● **THE EXERCISE**:
Gather up every line from the entries below that uses the word "this".

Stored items

++++++++++++++++++++

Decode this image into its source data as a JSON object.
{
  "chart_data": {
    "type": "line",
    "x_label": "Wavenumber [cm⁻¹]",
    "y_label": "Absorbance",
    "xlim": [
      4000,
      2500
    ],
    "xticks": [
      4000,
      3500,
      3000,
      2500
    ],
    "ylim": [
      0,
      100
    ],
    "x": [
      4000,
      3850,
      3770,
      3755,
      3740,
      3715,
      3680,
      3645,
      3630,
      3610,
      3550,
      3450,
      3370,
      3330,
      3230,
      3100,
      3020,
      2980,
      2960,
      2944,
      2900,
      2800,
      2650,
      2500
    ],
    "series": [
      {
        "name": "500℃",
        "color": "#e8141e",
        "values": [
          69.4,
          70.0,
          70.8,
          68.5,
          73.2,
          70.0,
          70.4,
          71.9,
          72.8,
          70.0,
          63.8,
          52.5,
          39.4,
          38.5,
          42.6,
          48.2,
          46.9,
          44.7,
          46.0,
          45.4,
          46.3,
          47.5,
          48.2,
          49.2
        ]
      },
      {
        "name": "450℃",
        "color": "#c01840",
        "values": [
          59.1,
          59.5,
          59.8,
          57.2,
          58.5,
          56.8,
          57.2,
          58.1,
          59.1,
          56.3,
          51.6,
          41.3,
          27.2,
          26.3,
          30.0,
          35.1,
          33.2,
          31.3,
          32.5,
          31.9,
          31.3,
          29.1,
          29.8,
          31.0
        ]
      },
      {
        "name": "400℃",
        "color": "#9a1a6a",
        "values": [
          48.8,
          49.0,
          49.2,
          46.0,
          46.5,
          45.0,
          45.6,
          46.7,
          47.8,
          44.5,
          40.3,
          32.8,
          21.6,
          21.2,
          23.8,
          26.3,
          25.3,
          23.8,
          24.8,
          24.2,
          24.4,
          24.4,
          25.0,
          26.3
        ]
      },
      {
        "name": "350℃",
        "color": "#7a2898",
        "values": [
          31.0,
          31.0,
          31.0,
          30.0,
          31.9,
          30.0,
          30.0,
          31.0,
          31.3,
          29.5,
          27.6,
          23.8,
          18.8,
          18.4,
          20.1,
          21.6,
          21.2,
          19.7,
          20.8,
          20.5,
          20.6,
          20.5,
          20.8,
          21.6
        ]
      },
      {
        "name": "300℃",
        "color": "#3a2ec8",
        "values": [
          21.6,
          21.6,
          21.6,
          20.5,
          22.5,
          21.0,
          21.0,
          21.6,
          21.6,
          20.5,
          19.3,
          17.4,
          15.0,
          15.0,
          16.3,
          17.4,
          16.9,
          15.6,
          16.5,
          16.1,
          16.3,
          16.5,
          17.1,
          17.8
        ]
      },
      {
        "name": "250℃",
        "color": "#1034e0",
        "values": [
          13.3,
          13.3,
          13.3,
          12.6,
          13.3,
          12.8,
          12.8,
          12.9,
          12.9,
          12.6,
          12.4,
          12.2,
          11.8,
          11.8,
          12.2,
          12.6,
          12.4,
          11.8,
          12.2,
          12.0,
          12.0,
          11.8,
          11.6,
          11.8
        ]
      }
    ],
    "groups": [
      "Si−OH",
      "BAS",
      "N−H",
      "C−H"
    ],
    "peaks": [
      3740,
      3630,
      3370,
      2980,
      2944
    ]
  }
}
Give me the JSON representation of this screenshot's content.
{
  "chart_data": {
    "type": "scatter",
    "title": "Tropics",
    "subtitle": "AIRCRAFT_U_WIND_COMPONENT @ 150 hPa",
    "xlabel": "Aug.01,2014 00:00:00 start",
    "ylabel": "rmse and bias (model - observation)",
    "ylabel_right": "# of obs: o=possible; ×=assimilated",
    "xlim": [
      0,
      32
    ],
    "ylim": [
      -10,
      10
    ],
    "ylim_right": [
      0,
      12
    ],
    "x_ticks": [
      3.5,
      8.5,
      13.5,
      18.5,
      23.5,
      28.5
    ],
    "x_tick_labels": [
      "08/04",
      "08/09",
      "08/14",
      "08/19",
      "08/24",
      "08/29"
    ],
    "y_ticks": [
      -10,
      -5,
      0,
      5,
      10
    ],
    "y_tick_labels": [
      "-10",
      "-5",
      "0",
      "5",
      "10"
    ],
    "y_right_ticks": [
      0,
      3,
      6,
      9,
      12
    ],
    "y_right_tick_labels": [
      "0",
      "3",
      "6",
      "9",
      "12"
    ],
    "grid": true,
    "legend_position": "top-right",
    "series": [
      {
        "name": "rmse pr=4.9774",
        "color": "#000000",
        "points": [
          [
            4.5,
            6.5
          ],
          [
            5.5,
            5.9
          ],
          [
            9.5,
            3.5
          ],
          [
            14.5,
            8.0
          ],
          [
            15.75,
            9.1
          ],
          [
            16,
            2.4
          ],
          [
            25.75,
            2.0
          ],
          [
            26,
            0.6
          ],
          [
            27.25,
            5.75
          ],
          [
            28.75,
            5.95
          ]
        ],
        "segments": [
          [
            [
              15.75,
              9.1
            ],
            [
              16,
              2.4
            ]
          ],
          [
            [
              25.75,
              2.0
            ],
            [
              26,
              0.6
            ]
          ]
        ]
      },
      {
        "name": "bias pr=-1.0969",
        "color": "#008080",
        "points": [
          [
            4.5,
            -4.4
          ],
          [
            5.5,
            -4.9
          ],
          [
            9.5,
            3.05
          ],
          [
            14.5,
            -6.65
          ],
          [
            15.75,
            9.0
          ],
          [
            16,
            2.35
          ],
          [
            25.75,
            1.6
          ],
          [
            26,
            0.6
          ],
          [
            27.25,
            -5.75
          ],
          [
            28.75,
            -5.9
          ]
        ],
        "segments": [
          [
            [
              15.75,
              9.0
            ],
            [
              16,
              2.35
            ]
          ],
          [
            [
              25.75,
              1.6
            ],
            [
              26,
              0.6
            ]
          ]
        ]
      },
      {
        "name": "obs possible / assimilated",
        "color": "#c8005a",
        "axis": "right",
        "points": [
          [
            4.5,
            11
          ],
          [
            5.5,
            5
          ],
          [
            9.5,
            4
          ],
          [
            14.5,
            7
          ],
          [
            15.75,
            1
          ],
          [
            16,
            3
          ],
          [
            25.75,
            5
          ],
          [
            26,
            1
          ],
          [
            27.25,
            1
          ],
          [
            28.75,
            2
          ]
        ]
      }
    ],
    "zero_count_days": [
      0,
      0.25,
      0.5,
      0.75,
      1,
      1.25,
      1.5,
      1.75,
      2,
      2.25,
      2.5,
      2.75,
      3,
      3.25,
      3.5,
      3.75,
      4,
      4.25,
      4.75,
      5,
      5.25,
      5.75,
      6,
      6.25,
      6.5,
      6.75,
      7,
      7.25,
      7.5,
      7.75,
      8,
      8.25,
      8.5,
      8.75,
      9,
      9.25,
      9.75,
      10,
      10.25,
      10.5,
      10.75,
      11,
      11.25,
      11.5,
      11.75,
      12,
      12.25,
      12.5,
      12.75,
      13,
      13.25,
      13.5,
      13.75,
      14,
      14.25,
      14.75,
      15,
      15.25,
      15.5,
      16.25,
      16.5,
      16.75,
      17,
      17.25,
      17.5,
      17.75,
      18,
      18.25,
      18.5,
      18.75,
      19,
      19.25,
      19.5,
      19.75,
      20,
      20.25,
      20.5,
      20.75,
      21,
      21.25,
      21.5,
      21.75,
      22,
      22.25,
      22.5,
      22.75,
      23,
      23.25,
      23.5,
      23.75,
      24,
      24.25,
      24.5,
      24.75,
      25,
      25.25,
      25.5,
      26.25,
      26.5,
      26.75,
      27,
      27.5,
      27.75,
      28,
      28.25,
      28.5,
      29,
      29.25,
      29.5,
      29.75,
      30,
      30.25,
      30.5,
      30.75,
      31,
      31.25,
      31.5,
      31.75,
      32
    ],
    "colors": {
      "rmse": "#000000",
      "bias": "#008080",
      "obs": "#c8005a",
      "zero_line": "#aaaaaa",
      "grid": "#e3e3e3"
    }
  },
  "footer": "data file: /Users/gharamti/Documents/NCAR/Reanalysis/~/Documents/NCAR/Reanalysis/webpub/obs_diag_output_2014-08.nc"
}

++++++++++++++++++++

● **SOLUTION**:
Decode this image into its source data as a JSON object.
Give me the JSON representation of this screenshot's content.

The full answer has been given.